• _Stated problem_
Look for the word "summary" in the entries below, then copy every line that has it.

• _Data_
(begin)
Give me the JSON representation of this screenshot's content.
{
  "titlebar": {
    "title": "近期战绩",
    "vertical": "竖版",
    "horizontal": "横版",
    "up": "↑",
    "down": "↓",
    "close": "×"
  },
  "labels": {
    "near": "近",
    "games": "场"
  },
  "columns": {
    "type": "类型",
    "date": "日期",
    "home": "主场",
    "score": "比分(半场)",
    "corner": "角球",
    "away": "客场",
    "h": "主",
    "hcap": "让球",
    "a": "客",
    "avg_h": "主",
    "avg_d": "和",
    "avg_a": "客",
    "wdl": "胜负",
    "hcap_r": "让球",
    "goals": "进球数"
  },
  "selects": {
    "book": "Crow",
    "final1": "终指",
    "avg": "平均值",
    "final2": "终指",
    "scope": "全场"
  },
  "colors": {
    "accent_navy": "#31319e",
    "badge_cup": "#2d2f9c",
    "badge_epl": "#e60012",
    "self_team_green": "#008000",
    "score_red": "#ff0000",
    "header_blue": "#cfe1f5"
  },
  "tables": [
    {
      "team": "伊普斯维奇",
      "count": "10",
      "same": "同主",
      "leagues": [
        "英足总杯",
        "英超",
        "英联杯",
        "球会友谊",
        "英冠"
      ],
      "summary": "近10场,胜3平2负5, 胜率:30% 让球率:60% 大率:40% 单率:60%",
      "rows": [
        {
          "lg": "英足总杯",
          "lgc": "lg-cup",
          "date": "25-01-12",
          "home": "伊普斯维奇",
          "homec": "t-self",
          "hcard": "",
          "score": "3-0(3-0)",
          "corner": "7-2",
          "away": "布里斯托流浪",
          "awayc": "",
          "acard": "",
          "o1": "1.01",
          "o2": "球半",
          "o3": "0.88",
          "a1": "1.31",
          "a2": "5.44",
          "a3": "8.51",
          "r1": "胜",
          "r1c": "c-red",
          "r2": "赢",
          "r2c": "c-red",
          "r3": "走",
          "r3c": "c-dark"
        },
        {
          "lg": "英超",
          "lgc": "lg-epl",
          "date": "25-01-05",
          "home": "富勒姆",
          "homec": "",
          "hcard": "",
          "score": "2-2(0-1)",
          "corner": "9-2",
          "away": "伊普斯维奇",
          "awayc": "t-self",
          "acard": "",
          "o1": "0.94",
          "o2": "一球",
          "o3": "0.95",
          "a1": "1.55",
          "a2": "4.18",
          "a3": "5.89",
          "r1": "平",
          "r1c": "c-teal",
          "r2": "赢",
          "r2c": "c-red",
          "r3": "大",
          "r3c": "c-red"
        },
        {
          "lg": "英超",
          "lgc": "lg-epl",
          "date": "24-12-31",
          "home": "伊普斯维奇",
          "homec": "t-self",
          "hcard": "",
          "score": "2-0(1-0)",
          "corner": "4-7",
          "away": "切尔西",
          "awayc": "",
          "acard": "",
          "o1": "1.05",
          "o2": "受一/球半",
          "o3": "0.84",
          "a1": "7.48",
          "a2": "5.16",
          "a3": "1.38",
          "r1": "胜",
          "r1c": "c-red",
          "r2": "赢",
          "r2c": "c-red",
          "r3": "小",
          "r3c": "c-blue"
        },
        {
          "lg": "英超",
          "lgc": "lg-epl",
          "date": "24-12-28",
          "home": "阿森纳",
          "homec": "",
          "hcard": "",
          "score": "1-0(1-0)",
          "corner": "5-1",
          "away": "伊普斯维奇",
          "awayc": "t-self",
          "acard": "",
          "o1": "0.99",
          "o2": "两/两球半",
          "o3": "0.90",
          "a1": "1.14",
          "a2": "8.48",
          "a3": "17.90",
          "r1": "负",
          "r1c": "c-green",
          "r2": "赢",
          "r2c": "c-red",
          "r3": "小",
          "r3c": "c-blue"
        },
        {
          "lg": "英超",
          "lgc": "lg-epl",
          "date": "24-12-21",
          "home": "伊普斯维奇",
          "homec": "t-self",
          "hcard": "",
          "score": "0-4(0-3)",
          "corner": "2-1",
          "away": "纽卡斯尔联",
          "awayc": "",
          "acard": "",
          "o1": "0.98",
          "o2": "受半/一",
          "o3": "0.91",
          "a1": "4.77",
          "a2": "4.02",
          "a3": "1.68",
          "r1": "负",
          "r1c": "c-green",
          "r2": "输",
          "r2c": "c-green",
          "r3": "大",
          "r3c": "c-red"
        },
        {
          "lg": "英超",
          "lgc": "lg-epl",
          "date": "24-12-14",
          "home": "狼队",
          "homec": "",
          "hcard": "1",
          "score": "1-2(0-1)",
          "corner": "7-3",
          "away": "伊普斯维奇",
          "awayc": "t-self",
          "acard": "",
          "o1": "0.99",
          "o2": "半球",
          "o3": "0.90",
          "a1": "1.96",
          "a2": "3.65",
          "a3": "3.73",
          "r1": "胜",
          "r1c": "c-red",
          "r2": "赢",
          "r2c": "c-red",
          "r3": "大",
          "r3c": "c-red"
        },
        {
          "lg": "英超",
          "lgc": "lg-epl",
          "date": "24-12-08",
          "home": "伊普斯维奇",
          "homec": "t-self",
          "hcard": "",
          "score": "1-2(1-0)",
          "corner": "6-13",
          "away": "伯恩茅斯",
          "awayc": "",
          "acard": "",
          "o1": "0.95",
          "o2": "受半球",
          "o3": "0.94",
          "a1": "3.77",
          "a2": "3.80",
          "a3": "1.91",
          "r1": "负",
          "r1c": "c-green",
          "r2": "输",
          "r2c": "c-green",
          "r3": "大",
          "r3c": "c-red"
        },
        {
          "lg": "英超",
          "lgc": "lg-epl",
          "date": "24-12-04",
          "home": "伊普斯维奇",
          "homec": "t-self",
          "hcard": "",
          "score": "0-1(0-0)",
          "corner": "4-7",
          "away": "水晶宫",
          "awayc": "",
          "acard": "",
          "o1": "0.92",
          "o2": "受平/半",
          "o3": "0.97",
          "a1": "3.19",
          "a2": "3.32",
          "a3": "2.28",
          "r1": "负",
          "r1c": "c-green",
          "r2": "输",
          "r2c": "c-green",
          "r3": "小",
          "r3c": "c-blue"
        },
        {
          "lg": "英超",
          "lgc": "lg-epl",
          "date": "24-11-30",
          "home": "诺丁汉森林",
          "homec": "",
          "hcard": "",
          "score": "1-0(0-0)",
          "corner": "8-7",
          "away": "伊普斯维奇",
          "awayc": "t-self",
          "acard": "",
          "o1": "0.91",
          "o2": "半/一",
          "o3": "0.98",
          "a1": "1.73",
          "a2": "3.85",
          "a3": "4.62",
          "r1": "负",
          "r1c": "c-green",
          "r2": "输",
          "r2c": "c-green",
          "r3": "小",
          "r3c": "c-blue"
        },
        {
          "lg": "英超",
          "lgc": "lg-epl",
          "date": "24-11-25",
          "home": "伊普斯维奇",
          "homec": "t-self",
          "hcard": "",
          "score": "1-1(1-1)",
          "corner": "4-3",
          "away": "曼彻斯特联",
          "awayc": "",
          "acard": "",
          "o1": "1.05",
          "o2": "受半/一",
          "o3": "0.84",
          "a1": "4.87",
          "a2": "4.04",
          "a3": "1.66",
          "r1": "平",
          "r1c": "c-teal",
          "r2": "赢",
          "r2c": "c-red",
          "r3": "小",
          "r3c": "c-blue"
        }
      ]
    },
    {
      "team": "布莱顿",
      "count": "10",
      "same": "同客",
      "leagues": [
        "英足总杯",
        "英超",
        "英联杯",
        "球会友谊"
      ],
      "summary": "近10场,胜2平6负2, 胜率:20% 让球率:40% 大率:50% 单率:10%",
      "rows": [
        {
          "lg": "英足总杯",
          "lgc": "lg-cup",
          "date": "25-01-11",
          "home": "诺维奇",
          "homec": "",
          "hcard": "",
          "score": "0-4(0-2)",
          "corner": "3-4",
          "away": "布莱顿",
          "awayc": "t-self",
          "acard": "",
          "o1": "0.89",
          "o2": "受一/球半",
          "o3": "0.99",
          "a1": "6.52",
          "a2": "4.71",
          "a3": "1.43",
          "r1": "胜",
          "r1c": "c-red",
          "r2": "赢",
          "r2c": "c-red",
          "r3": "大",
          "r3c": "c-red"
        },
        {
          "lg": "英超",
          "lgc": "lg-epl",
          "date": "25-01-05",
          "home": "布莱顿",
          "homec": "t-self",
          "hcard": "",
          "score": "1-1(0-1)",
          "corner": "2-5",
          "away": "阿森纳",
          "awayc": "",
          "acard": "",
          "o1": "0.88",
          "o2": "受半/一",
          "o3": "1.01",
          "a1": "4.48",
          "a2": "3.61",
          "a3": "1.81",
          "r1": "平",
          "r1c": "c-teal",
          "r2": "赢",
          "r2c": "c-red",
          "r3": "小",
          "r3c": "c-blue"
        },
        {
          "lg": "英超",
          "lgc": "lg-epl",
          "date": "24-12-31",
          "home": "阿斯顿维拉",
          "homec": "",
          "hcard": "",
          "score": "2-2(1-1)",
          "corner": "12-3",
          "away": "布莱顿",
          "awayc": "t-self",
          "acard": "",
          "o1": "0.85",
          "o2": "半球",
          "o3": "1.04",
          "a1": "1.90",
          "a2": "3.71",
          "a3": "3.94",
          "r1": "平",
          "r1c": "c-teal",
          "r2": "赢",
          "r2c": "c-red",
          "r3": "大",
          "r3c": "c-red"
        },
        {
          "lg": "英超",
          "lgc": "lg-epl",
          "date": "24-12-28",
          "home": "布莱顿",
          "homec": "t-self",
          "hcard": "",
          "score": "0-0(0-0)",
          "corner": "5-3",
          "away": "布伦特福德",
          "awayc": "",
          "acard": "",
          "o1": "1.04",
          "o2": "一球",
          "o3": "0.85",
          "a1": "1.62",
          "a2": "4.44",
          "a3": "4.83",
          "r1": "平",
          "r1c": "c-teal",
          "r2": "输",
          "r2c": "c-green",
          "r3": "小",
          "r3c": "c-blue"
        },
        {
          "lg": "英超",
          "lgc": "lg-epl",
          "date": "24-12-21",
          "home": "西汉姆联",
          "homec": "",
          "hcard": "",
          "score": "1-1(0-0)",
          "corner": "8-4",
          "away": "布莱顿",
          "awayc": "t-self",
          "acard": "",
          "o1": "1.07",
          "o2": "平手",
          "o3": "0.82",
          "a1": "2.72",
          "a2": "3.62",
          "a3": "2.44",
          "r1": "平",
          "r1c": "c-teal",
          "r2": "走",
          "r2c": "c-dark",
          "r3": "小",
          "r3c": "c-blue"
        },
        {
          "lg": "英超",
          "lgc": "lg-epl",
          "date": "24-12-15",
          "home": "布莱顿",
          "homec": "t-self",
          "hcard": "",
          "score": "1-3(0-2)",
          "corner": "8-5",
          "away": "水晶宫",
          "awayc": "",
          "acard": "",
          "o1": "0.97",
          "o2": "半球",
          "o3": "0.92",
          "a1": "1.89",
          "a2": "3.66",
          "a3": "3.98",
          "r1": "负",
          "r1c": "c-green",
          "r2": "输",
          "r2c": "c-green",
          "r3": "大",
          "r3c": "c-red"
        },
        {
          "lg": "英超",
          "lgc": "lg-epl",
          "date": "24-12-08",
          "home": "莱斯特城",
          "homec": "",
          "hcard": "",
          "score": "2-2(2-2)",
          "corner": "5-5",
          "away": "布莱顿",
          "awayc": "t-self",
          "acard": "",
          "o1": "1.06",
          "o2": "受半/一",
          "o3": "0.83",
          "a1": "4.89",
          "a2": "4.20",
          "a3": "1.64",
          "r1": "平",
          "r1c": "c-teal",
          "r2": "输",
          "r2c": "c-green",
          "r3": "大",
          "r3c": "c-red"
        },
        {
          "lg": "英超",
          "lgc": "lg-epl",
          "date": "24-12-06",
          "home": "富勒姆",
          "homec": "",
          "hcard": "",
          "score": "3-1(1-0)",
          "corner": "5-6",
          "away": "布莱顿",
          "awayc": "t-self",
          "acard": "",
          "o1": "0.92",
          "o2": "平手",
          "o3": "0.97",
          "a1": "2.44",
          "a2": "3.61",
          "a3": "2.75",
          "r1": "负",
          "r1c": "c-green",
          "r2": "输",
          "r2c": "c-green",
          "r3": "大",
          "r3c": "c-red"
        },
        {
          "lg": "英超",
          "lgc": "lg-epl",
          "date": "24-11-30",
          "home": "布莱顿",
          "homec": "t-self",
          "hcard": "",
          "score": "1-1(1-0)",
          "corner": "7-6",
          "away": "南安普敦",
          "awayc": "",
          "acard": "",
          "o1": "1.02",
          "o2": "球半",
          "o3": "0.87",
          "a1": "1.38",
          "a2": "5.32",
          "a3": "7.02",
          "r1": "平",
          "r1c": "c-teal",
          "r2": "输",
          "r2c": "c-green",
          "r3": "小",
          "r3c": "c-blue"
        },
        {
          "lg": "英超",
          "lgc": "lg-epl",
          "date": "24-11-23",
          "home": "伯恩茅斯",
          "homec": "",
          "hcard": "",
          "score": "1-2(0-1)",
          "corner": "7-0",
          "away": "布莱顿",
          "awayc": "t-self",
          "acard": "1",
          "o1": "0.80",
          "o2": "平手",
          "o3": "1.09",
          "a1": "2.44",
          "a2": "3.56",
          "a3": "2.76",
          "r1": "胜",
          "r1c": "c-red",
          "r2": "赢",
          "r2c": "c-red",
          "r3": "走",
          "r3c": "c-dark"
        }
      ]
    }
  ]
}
(end)
• _Answer to this exercise_
      "summary": "近10场,胜3平2负5, 胜率:30% 让球率:60% 大率:40% 单率:60%",
      "summary": "近10场,胜2平6负2, 胜率:20% 让球率:40% 大率:50% 单率:10%",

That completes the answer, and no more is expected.